**PROMPT**.
Filter for the word "meta" and keep each matching line.

Stored items:
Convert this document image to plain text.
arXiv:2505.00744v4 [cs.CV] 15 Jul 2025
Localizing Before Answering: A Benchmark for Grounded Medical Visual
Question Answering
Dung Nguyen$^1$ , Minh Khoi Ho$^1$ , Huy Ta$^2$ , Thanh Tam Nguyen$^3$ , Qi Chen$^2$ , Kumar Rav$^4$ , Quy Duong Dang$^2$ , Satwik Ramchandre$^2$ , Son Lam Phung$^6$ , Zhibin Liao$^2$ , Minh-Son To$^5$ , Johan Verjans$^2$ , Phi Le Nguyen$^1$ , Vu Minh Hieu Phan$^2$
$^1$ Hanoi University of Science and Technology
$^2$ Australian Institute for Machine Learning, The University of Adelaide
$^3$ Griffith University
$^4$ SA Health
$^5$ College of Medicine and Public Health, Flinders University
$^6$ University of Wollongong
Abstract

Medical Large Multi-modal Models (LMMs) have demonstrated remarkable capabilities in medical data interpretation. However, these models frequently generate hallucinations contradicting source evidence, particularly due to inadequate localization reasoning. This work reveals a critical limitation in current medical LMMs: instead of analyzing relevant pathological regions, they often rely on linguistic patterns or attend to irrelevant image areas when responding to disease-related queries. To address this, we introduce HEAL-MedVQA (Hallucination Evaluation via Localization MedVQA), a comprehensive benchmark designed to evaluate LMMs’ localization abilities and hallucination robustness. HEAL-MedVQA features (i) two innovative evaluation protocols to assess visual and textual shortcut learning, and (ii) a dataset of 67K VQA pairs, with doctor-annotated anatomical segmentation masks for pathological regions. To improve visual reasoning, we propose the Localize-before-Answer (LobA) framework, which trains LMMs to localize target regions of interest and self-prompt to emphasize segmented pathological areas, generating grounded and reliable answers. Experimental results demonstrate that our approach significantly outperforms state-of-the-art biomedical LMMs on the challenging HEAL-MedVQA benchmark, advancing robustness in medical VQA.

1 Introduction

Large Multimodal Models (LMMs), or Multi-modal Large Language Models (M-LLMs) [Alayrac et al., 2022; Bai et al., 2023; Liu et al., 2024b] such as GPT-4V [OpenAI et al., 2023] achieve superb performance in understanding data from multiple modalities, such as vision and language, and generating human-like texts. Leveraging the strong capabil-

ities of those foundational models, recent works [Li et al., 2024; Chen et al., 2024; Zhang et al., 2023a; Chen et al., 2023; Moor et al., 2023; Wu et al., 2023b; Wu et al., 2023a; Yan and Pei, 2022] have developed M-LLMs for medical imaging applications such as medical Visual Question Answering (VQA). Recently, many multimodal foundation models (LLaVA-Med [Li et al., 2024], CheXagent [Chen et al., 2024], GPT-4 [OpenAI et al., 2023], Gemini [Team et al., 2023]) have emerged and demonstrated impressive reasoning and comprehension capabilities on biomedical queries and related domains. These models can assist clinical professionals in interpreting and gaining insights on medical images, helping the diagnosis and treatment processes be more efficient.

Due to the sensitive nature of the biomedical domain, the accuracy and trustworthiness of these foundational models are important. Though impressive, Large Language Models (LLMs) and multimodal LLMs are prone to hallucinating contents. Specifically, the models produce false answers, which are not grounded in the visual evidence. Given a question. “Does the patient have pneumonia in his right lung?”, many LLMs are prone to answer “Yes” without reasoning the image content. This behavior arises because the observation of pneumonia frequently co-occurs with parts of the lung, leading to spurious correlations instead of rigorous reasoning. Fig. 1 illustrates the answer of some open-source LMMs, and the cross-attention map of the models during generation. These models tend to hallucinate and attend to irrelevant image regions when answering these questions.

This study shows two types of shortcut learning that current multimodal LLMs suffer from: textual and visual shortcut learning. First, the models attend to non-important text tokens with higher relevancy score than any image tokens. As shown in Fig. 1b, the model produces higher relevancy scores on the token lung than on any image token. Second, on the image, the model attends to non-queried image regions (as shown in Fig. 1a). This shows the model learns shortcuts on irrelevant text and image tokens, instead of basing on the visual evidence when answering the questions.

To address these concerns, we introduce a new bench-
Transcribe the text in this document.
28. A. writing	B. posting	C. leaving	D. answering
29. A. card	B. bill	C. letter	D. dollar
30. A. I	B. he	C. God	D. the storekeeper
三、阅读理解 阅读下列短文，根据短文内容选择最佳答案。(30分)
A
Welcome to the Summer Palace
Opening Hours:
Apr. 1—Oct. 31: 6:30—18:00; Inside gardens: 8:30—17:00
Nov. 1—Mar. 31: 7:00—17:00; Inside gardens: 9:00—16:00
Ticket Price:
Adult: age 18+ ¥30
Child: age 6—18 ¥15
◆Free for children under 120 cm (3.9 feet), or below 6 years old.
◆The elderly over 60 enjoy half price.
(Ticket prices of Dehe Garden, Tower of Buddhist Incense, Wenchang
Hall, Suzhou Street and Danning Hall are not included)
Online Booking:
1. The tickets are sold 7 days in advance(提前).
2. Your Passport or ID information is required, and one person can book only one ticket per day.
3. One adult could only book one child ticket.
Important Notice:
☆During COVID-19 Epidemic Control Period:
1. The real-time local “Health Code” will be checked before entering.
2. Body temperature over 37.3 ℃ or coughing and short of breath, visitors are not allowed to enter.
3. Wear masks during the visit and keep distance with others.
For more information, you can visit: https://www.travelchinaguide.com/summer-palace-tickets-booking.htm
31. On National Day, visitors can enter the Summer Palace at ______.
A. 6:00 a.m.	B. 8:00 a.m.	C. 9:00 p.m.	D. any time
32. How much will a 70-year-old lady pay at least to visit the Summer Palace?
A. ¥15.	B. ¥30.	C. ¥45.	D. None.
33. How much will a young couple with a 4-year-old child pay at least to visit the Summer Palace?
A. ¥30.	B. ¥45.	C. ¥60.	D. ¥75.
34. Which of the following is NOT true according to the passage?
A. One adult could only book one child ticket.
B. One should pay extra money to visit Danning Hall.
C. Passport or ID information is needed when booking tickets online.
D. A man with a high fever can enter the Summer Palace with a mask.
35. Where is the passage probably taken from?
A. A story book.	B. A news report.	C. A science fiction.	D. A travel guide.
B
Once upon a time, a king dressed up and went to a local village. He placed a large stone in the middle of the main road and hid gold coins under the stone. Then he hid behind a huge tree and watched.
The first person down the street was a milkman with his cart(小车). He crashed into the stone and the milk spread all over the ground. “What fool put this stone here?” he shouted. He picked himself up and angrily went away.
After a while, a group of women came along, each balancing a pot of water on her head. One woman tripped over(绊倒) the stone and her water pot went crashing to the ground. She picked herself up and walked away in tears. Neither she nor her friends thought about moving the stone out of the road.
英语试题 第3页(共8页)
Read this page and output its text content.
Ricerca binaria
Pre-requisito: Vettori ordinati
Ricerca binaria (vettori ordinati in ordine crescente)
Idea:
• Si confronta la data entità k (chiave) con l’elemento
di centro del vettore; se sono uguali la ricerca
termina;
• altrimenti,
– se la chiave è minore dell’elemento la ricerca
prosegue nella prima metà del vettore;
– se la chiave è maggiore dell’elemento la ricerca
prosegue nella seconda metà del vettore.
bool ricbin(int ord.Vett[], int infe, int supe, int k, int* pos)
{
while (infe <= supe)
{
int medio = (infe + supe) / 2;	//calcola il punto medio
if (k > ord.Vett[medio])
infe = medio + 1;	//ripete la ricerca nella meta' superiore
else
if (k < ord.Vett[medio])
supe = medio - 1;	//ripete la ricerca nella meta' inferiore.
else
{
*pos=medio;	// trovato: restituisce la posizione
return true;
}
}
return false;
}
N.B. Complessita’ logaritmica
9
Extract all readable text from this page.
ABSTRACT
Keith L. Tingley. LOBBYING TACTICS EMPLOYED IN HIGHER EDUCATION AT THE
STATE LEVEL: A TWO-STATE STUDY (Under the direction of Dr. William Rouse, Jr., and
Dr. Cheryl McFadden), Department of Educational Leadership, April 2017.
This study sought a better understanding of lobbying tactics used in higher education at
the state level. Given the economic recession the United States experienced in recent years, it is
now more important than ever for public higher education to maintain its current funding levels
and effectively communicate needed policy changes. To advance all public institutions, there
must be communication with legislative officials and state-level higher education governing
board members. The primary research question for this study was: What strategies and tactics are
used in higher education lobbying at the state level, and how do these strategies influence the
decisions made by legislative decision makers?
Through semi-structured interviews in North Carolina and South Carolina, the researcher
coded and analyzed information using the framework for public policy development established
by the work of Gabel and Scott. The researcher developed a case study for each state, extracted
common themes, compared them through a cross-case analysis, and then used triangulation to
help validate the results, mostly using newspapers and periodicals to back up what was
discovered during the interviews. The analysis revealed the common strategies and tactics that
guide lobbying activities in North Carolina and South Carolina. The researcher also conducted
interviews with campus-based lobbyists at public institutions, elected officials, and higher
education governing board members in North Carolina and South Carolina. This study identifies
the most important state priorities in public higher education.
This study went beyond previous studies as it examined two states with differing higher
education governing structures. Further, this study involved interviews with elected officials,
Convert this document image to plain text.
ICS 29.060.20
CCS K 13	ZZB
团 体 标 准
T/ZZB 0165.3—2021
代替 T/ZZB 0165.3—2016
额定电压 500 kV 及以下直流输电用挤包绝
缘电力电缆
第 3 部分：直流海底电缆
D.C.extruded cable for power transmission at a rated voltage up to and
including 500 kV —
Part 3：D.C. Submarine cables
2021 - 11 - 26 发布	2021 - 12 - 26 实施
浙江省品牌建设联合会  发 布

**ANSWER FOR THE TASK**.
infe = medio + 1;	//ripete la ricerca nella meta' superiore
supe = medio - 1;	//ripete la ricerca nella meta' inferiore.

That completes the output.